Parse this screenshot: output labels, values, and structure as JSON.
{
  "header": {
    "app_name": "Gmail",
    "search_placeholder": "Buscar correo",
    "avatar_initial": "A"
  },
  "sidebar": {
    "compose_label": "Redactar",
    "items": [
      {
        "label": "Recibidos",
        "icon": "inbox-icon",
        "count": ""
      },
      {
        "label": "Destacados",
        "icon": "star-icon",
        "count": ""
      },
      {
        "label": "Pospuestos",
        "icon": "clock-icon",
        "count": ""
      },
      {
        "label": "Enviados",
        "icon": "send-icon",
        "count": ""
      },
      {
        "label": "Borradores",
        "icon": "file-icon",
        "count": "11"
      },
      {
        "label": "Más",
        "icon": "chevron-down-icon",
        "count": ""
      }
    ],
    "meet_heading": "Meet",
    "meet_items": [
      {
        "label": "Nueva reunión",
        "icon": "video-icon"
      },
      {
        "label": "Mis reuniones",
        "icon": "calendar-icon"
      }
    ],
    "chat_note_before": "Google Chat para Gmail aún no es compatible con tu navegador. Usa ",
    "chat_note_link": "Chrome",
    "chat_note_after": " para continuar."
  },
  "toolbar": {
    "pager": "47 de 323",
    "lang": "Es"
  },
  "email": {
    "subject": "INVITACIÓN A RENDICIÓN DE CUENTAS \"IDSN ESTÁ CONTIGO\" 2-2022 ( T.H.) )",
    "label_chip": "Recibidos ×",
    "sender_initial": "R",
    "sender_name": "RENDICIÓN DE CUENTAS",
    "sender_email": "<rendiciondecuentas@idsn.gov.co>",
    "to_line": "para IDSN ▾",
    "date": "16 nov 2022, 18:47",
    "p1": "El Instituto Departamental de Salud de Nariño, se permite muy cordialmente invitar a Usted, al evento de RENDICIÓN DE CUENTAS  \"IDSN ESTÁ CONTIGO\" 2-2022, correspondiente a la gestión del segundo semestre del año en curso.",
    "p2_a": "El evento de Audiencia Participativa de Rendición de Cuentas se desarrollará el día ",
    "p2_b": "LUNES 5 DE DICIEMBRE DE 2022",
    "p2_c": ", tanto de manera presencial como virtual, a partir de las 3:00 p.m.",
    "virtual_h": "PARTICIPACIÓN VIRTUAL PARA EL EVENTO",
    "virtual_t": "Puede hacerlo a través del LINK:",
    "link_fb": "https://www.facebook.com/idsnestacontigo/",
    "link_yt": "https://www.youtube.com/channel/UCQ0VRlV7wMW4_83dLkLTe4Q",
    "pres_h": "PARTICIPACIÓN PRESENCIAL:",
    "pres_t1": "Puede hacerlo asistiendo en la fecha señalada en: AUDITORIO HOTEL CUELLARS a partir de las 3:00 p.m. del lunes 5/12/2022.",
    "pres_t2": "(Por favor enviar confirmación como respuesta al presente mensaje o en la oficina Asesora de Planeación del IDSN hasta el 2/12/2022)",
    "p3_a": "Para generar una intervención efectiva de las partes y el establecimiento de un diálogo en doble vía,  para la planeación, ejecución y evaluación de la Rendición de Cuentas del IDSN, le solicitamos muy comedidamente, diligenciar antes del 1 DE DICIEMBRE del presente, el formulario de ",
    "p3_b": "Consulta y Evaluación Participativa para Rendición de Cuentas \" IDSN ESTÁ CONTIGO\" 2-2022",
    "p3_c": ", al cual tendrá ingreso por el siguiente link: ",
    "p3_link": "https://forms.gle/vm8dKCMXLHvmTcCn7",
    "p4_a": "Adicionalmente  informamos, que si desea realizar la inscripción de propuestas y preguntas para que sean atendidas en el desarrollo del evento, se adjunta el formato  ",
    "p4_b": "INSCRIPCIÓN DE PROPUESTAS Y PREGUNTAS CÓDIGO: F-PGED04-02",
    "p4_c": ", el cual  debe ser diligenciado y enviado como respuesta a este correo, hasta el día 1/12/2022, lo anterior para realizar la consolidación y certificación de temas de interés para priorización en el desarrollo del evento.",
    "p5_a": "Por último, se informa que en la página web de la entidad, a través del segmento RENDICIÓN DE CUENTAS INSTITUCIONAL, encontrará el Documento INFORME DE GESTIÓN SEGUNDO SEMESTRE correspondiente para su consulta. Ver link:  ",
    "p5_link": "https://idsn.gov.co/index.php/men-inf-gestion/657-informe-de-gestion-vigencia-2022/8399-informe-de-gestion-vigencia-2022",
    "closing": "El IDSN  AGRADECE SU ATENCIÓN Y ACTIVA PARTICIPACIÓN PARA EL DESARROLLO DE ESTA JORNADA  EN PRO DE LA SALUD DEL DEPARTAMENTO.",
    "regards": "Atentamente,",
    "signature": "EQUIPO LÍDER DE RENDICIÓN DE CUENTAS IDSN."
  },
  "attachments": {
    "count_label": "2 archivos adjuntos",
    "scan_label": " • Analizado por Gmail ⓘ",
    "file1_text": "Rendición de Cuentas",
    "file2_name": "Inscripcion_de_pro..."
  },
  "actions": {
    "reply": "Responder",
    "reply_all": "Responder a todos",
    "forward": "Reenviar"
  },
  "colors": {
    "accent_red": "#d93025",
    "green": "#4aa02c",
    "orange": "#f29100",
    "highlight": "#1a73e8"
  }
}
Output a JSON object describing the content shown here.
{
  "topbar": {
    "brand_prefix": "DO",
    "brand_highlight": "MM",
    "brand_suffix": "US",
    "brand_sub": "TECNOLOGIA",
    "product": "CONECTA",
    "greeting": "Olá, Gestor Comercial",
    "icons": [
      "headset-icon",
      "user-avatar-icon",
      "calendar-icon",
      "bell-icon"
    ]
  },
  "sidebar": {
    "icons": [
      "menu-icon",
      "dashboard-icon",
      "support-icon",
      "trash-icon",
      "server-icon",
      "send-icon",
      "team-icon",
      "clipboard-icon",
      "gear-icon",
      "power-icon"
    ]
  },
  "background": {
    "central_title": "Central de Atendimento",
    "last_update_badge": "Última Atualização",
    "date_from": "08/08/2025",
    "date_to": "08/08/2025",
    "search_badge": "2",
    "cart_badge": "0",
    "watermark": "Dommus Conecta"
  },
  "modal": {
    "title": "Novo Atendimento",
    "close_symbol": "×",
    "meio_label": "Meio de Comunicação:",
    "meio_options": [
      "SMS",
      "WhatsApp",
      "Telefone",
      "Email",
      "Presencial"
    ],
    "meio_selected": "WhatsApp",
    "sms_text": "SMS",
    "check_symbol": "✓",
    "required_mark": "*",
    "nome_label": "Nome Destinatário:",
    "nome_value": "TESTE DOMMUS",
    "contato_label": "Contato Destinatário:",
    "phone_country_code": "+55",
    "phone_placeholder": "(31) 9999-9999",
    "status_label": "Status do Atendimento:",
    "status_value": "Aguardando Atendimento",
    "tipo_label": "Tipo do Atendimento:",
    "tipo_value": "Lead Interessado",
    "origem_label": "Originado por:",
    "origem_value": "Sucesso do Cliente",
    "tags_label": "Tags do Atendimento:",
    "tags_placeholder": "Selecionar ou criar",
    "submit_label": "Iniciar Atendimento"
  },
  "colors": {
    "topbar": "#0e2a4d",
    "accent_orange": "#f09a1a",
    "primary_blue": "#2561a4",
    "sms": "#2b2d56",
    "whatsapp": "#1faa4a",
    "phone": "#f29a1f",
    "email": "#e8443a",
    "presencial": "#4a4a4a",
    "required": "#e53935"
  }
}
* * * * * * * * *
▶ WORK TO DO
Collect every line from the records above that contains the word "hacerlo".

▶ RESULT
    "virtual_t": "Puede hacerlo a través del LINK:",
    "pres_t1": "Puede hacerlo asistiendo en la fecha señalada en: AUDITORIO HOTEL CUELLARS a partir de las 3:00 p.m. del lunes 5/12/2022.",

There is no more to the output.